-- TASK BRIEF --
The entire listing is to be repeated verbatim.

* Begin GIVEN RECORDS *

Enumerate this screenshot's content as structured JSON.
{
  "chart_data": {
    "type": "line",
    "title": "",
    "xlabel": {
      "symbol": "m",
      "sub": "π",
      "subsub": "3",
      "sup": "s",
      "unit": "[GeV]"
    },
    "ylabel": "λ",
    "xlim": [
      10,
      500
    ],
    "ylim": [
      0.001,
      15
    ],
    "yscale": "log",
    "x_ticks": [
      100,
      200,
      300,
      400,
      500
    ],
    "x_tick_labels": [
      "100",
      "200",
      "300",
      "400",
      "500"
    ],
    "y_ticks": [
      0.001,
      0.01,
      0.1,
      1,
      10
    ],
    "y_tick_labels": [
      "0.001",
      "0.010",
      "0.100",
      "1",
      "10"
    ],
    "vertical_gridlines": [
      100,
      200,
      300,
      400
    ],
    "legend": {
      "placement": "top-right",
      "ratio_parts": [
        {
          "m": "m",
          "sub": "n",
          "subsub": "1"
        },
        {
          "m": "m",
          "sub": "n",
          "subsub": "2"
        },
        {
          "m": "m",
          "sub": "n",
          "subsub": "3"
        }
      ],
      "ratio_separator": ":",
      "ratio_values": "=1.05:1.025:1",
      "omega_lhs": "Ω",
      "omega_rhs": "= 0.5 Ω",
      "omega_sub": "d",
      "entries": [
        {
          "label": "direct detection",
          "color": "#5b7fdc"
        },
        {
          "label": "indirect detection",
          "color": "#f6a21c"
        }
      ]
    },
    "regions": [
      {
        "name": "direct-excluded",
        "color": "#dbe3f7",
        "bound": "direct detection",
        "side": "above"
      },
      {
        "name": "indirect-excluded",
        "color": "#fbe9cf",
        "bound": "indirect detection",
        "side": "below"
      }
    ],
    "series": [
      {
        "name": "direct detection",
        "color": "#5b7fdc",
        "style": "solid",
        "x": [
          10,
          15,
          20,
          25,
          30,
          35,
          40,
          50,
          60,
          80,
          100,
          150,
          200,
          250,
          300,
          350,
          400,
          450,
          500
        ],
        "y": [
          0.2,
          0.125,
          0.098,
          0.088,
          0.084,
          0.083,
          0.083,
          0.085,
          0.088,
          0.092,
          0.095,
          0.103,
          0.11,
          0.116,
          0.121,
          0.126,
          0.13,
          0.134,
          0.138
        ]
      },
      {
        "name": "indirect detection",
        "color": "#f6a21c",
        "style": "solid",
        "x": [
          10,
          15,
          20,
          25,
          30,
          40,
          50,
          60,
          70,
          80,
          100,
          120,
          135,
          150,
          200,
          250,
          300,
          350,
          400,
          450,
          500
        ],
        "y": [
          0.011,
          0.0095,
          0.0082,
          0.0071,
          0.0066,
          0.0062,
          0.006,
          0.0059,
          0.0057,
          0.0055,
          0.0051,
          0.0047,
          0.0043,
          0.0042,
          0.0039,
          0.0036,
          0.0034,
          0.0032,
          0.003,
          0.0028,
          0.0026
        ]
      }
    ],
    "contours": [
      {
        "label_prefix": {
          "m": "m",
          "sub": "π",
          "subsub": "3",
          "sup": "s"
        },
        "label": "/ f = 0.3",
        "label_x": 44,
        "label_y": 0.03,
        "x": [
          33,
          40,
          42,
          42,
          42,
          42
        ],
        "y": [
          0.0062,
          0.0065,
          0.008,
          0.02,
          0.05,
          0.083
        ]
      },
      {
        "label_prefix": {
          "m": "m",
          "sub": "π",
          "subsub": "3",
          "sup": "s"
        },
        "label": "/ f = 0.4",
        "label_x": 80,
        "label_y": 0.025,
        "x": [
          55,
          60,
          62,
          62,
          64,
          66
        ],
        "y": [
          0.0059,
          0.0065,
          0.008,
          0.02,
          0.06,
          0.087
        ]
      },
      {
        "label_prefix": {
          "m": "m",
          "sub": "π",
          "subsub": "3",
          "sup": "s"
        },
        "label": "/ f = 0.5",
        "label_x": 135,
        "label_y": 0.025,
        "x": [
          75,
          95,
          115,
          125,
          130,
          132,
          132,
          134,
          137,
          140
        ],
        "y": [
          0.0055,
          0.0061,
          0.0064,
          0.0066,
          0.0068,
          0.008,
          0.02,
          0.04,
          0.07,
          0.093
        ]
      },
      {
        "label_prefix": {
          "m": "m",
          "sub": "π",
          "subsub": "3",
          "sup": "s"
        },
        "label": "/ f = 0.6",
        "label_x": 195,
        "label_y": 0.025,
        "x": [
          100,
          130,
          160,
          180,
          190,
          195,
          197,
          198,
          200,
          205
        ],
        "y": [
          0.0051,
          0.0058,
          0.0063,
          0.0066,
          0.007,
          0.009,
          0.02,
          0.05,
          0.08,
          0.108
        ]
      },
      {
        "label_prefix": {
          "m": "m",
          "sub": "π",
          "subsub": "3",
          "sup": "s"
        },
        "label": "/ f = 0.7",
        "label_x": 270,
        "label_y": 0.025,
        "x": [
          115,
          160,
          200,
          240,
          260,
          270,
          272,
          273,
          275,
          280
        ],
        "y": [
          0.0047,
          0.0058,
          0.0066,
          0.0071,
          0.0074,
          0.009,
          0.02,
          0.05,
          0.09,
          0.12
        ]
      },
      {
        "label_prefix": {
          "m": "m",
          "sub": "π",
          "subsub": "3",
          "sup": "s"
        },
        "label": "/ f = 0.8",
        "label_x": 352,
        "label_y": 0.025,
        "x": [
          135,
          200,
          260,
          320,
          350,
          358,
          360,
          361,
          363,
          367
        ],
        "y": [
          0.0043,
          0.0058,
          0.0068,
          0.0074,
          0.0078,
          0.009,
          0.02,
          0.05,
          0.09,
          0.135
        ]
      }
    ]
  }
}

* End GIVEN RECORDS *

-- ANSWER TO THIS TASK --
Enumerate this screenshot's content as structured JSON.
{
  "chart_data": {
    "type": "line",
    "title": "",
    "xlabel": {
      "symbol": "m",
      "sub": "π",
      "subsub": "3",
      "sup": "s",
      "unit": "[GeV]"
    },
    "ylabel": "λ",
    "xlim": [
      10,
      500
    ],
    "ylim": [
      0.001,
      15
    ],
    "yscale": "log",
    "x_ticks": [
      100,
      200,
      300,
      400,
      500
    ],
    "x_tick_labels": [
      "100",
      "200",
      "300",
      "400",
      "500"
    ],
    "y_ticks": [
      0.001,
      0.01,
      0.1,
      1,
      10
    ],
    "y_tick_labels": [
      "0.001",
      "0.010",
      "0.100",
      "1",
      "10"
    ],
    "vertical_gridlines": [
      100,
      200,
      300,
      400
    ],
    "legend": {
      "placement": "top-right",
      "ratio_parts": [
        {
          "m": "m",
          "sub": "n",
          "subsub": "1"
        },
        {
          "m": "m",
          "sub": "n",
          "subsub": "2"
        },
        {
          "m": "m",
          "sub": "n",
          "subsub": "3"
        }
      ],
      "ratio_separator": ":",
      "ratio_values": "=1.05:1.025:1",
      "omega_lhs": "Ω",
      "omega_rhs": "= 0.5 Ω",
      "omega_sub": "d",
      "entries": [
        {
          "label": "direct detection",
          "color": "#5b7fdc"
        },
        {
          "label": "indirect detection",
          "color": "#f6a21c"
        }
      ]
    },
    "regions": [
      {
        "name": "direct-excluded",
        "color": "#dbe3f7",
        "bound": "direct detection",
        "side": "above"
      },
      {
        "name": "indirect-excluded",
        "color": "#fbe9cf",
        "bound": "indirect detection",
        "side": "below"
      }
    ],
    "series": [
      {
        "name": "direct detection",
        "color": "#5b7fdc",
        "style": "solid",
        "x": [
          10,
          15,
          20,
          25,
          30,
          35,
          40,
          50,
          60,
          80,
          100,
          150,
          200,
          250,
          300,
          350,
          400,
          450,
          500
        ],
        "y": [
          0.2,
          0.125,
          0.098,
          0.088,
          0.084,
          0.083,
          0.083,
          0.085,
          0.088,
          0.092,
          0.095,
          0.103,
          0.11,
          0.116,
          0.121,
          0.126,
          0.13,
          0.134,
          0.138
        ]
      },
      {
        "name": "indirect detection",
        "color": "#f6a21c",
        "style": "solid",
        "x": [
          10,
          15,
          20,
          25,
          30,
          40,
          50,
          60,
          70,
          80,
          100,
          120,
          135,
          150,
          200,
          250,
          300,
          350,
          400,
          450,
          500
        ],
        "y": [
          0.011,
          0.0095,
          0.0082,
          0.0071,
          0.0066,
          0.0062,
          0.006,
          0.0059,
          0.0057,
          0.0055,
          0.0051,
          0.0047,
          0.0043,
          0.0042,
          0.0039,
          0.0036,
          0.0034,
          0.0032,
          0.003,
          0.0028,
          0.0026
        ]
      }
    ],
    "contours": [
      {
        "label_prefix": {
          "m": "m",
          "sub": "π",
          "subsub": "3",
          "sup": "s"
        },
        "label": "/ f = 0.3",
        "label_x": 44,
        "label_y": 0.03,
        "x": [
          33,
          40,
          42,
          42,
          42,
          42
        ],
        "y": [
          0.0062,
          0.0065,
          0.008,
          0.02,
          0.05,
          0.083
        ]
      },
      {
        "label_prefix": {
          "m": "m",
          "sub": "π",
          "subsub": "3",
          "sup": "s"
        },
        "label": "/ f = 0.4",
        "label_x": 80,
        "label_y": 0.025,
        "x": [
          55,
          60,
          62,
          62,
          64,
          66
        ],
        "y": [
          0.0059,
          0.0065,
          0.008,
          0.02,
          0.06,
          0.087
        ]
      },
      {
        "label_prefix": {
          "m": "m",
          "sub": "π",
          "subsub": "3",
          "sup": "s"
        },
        "label": "/ f = 0.5",
        "label_x": 135,
        "label_y": 0.025,
        "x": [
          75,
          95,
          115,
          125,
          130,
          132,
          132,
          134,
          137,
          140
        ],
        "y": [
          0.0055,
          0.0061,
          0.0064,
          0.0066,
          0.0068,
          0.008,
          0.02,
          0.04,
          0.07,
          0.093
        ]
      },
      {
        "label_prefix": {
          "m": "m",
          "sub": "π",
          "subsub": "3",
          "sup": "s"
        },
        "label": "/ f = 0.6",
        "label_x": 195,
        "label_y": 0.025,
        "x": [
          100,
          130,
          160,
          180,
          190,
          195,
          197,
          198,
          200,
          205
        ],
        "y": [
          0.0051,
          0.0058,
          0.0063,
          0.0066,
          0.007,
          0.009,
          0.02,
          0.05,
          0.08,
          0.108
        ]
      },
      {
        "label_prefix": {
          "m": "m",
          "sub": "π",
          "subsub": "3",
          "sup": "s"
        },
        "label": "/ f = 0.7",
        "label_x": 270,
        "label_y": 0.025,
        "x": [
          115,
          160,
          200,
          240,
          260,
          270,
          272,
          273,
          275,
          280
        ],
        "y": [
          0.0047,
          0.0058,
          0.0066,
          0.0071,
          0.0074,
          0.009,
          0.02,
          0.05,
          0.09,
          0.12
        ]
      },
      {
        "label_prefix": {
          "m": "m",
          "sub": "π",
          "subsub": "3",
          "sup": "s"
        },
        "label": "/ f = 0.8",
        "label_x": 352,
        "label_y": 0.025,
        "x": [
          135,
          200,
          260,
          320,
          350,
          358,
          360,
          361,
          363,
          367
        ],
        "y": [
          0.0043,
          0.0058,
          0.0068,
          0.0074,
          0.0078,
          0.009,
          0.02,
          0.05,
          0.09,
          0.135
        ]
      }
    ]
  }
}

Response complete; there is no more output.